» **Records supplied**:
"""
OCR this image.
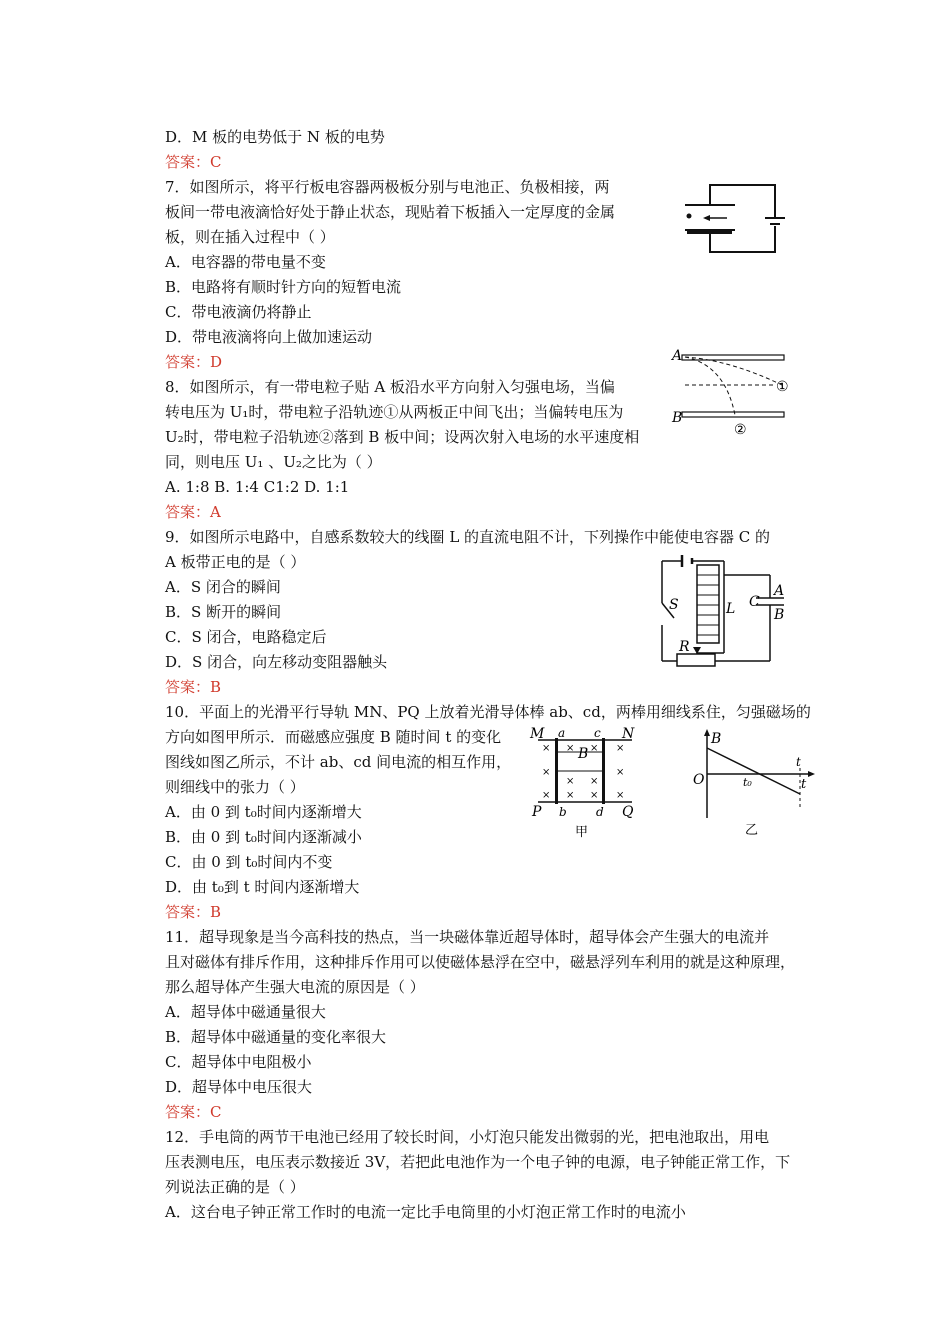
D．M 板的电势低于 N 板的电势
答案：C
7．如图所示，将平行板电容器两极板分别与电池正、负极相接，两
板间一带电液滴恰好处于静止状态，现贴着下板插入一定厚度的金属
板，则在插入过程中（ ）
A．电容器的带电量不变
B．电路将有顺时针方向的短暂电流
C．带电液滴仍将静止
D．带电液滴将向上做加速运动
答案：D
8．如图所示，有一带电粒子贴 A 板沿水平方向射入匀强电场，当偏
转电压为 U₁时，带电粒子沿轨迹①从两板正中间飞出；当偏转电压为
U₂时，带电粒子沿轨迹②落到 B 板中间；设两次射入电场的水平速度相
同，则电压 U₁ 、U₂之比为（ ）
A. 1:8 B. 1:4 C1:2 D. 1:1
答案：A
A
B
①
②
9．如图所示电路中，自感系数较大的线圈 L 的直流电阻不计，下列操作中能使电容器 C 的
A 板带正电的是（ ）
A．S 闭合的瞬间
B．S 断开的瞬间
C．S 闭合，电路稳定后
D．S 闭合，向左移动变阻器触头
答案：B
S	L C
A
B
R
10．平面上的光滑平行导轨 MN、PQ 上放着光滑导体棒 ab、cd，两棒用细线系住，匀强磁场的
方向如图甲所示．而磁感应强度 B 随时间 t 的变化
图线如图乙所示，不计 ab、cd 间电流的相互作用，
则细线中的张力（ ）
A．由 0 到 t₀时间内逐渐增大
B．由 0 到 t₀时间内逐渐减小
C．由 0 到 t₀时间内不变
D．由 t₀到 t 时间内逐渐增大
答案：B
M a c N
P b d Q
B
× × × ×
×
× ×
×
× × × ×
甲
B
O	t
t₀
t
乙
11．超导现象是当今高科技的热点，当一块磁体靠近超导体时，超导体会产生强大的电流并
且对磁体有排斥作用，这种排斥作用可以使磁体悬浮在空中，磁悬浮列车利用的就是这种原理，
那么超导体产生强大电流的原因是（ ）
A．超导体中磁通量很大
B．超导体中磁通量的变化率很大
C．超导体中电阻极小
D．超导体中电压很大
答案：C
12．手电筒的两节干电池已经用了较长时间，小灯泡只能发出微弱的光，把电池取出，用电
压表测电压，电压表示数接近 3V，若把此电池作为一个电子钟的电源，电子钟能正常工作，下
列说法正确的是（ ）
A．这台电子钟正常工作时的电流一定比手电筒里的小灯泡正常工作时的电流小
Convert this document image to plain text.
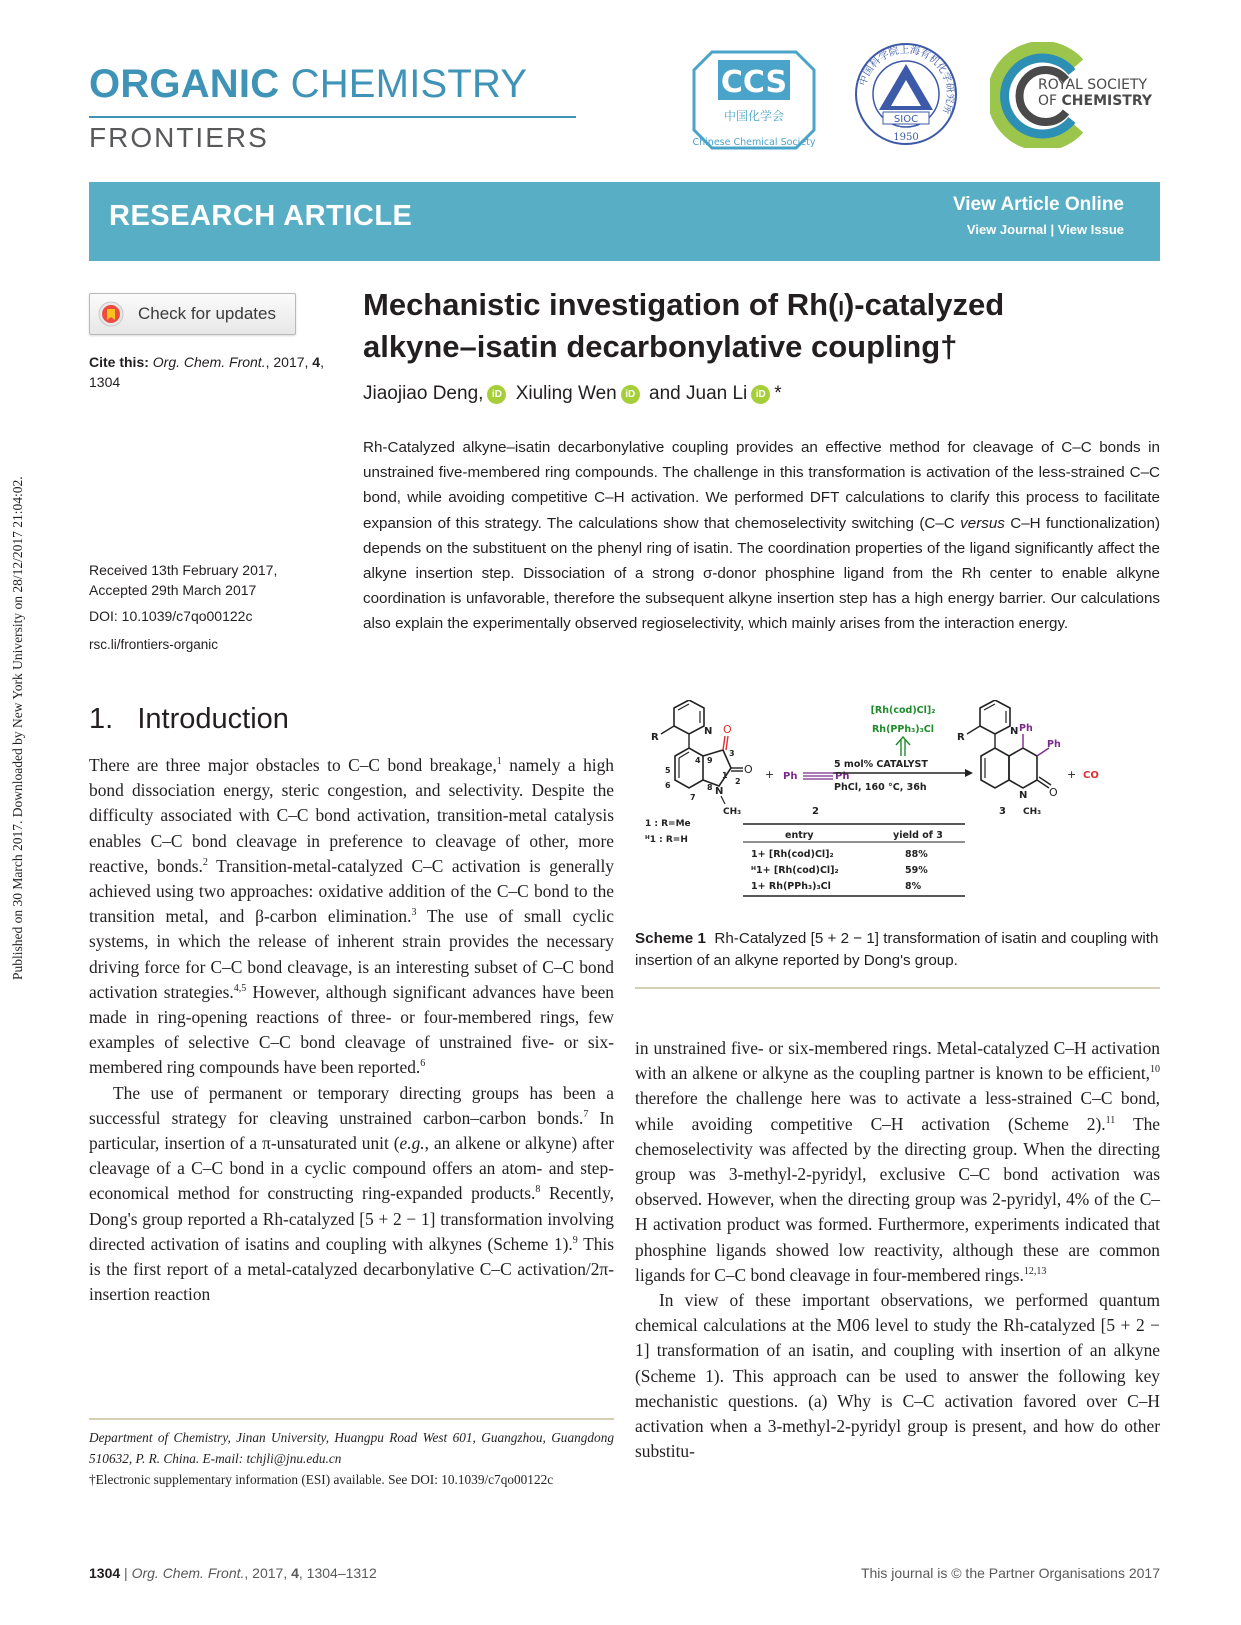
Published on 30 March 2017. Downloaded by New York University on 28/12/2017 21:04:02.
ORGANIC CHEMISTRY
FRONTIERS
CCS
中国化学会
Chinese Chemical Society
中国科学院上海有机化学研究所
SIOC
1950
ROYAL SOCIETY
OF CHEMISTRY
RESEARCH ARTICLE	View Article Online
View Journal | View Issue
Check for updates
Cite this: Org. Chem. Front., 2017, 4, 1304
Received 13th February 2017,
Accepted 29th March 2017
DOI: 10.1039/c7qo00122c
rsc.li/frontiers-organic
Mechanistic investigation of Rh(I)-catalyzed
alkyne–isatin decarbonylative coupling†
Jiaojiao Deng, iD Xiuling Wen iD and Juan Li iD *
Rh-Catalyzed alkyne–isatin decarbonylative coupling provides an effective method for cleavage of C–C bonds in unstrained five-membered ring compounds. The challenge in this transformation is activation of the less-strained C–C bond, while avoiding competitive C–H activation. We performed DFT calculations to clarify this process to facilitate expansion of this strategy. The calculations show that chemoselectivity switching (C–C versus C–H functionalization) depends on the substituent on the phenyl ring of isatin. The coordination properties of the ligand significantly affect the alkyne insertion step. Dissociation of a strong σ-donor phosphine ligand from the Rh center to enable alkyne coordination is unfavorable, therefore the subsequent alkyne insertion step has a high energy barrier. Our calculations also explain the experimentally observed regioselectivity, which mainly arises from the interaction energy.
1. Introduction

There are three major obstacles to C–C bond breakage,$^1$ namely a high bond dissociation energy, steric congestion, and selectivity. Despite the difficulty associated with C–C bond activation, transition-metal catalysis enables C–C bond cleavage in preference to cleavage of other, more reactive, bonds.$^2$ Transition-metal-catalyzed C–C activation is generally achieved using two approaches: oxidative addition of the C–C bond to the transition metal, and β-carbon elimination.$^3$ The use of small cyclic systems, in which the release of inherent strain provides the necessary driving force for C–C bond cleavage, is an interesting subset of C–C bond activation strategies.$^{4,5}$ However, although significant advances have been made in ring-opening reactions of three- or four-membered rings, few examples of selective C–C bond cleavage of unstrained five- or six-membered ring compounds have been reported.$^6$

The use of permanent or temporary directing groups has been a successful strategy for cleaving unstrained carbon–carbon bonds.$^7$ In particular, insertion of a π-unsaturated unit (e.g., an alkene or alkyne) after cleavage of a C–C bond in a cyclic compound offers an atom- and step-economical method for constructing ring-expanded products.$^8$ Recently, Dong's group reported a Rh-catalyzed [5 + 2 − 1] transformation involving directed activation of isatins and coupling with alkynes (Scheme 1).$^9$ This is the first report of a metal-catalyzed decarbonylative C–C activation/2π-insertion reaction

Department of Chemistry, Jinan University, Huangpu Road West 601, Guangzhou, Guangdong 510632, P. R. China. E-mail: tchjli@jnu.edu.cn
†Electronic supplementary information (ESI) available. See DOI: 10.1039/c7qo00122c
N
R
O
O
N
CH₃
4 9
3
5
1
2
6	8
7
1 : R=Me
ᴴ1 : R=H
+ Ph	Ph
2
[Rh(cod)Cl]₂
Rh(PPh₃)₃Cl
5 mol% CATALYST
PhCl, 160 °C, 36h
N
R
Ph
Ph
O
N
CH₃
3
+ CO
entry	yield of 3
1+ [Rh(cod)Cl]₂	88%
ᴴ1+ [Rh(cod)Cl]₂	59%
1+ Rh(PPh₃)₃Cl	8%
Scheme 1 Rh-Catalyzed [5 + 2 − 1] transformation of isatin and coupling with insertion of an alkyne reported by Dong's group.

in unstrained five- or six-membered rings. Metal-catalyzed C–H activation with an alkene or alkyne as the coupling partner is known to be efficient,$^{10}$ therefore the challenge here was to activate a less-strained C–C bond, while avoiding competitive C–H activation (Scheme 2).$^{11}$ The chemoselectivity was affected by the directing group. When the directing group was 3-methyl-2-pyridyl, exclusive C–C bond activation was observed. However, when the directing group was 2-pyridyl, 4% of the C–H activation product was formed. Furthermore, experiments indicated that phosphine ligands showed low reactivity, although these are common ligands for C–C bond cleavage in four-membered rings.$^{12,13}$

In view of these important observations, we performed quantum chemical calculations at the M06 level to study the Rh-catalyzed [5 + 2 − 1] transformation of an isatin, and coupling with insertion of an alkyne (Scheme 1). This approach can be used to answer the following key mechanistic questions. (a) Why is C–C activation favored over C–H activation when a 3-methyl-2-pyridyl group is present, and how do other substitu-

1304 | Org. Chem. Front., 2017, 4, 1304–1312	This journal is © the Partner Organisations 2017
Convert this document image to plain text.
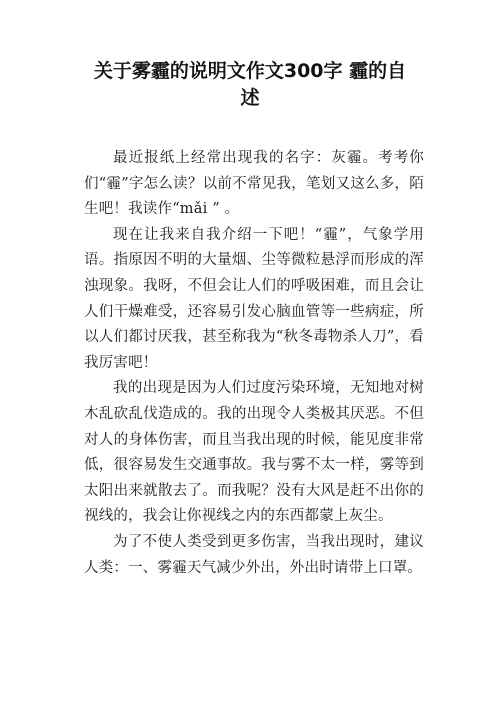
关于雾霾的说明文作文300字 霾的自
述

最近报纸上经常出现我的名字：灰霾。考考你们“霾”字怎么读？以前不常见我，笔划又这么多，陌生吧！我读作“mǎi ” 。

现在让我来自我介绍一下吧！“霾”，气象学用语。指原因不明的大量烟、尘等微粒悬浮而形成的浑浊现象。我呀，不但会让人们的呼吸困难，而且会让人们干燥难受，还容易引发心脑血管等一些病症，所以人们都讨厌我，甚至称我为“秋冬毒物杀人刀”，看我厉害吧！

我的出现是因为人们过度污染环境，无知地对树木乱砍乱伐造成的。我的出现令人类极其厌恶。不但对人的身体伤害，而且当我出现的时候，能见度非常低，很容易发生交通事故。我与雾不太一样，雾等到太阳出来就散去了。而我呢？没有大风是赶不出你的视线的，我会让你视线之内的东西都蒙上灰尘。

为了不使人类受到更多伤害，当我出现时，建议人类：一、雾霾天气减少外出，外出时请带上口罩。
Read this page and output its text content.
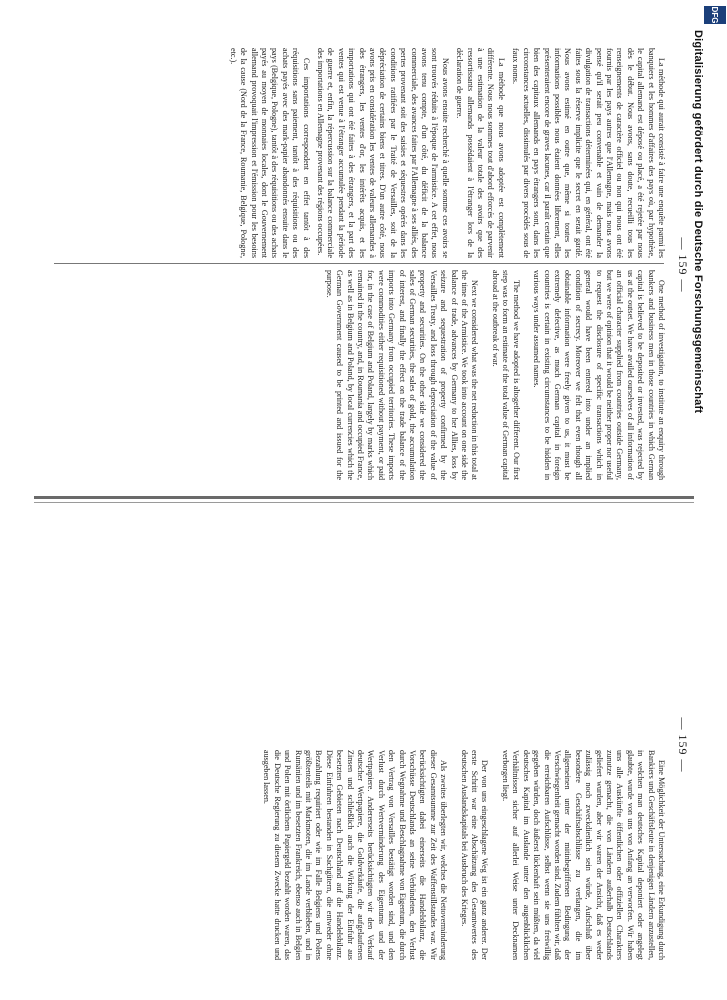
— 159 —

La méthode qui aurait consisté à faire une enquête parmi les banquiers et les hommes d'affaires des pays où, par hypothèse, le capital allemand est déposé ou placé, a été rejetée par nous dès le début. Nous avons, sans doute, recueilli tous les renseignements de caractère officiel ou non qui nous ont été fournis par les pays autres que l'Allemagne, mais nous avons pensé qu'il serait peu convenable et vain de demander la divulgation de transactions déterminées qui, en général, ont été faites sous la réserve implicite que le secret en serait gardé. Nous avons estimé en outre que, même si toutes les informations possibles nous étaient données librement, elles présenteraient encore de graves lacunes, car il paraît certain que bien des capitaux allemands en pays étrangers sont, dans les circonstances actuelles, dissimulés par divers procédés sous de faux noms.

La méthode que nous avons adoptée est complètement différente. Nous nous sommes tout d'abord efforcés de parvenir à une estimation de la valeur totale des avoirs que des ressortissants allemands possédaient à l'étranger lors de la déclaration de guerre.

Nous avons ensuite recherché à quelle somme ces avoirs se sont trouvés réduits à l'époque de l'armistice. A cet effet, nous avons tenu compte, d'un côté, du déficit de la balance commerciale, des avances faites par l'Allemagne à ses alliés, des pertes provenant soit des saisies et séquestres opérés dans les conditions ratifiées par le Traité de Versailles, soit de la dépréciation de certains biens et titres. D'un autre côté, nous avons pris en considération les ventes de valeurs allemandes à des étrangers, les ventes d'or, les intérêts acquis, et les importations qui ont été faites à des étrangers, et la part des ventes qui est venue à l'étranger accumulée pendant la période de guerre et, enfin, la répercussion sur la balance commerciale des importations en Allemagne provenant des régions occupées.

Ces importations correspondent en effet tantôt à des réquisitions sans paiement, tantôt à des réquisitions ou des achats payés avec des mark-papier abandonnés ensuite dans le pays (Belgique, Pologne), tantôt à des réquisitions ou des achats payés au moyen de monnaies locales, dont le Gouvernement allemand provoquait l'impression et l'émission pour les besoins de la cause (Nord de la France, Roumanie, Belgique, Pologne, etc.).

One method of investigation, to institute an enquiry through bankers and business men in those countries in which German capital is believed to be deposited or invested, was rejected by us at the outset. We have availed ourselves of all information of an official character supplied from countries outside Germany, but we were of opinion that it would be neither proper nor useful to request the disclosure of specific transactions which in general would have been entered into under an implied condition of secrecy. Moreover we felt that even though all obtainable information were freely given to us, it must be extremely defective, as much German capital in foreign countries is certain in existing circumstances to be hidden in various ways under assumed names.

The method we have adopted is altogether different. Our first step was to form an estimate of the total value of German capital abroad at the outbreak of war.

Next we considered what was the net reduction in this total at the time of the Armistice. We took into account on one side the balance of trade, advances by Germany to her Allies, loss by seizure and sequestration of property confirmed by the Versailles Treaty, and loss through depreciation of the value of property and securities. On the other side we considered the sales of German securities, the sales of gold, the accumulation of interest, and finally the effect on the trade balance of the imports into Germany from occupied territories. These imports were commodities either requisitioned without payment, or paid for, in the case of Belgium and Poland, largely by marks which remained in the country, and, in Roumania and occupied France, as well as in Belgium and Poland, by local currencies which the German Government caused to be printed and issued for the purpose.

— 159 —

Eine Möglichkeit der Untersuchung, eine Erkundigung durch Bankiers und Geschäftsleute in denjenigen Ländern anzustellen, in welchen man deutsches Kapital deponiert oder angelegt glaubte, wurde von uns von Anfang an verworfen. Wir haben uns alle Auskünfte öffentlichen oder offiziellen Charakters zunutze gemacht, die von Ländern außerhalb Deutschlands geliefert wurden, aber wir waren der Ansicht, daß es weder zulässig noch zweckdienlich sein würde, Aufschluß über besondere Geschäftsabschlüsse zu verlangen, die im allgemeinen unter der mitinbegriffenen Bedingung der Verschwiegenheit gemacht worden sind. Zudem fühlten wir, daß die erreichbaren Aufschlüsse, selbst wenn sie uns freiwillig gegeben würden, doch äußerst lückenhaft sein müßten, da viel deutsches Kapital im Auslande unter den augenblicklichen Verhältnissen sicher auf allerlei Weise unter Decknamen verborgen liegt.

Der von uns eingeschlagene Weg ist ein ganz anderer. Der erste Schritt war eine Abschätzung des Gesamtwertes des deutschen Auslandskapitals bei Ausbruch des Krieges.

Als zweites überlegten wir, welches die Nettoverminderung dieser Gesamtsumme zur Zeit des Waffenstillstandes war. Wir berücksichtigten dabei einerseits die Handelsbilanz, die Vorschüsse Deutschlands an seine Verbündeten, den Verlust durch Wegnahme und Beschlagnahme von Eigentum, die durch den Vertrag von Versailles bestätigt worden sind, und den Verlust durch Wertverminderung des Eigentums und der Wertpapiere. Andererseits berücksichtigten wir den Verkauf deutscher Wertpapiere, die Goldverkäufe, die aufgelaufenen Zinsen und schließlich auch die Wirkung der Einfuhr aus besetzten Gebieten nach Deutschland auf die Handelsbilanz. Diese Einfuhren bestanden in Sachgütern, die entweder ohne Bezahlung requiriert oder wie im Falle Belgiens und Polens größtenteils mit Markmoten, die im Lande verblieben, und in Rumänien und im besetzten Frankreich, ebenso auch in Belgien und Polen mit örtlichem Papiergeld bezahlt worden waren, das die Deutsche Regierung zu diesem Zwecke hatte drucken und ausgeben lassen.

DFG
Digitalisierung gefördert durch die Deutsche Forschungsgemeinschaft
"""
» **Brief**:
Copy every line of the records above that contains "guerre".

» **Completed task**:
La méthode que nous avons adoptée est complètement différente. Nous nous sommes tout d'abord efforcés de parvenir à une estimation de la valeur totale des avoirs que des ressortissants allemands possédaient à l'étranger lors de la déclaration de guerre.
Nous avons ensuite recherché à quelle somme ces avoirs se sont trouvés réduits à l'époque de l'armistice. A cet effet, nous avons tenu compte, d'un côté, du déficit de la balance commerciale, des avances faites par l'Allemagne à ses alliés, des pertes provenant soit des saisies et séquestres opérés dans les conditions ratifiées par le Traité de Versailles, soit de la dépréciation de certains biens et titres. D'un autre côté, nous avons pris en considération les ventes de valeurs allemandes à des étrangers, les ventes d'or, les intérêts acquis, et les importations qui ont été faites à des étrangers, et la part des ventes qui est venue à l'étranger accumulée pendant la période de guerre et, enfin, la répercussion sur la balance commerciale des importations en Allemagne provenant des régions occupées.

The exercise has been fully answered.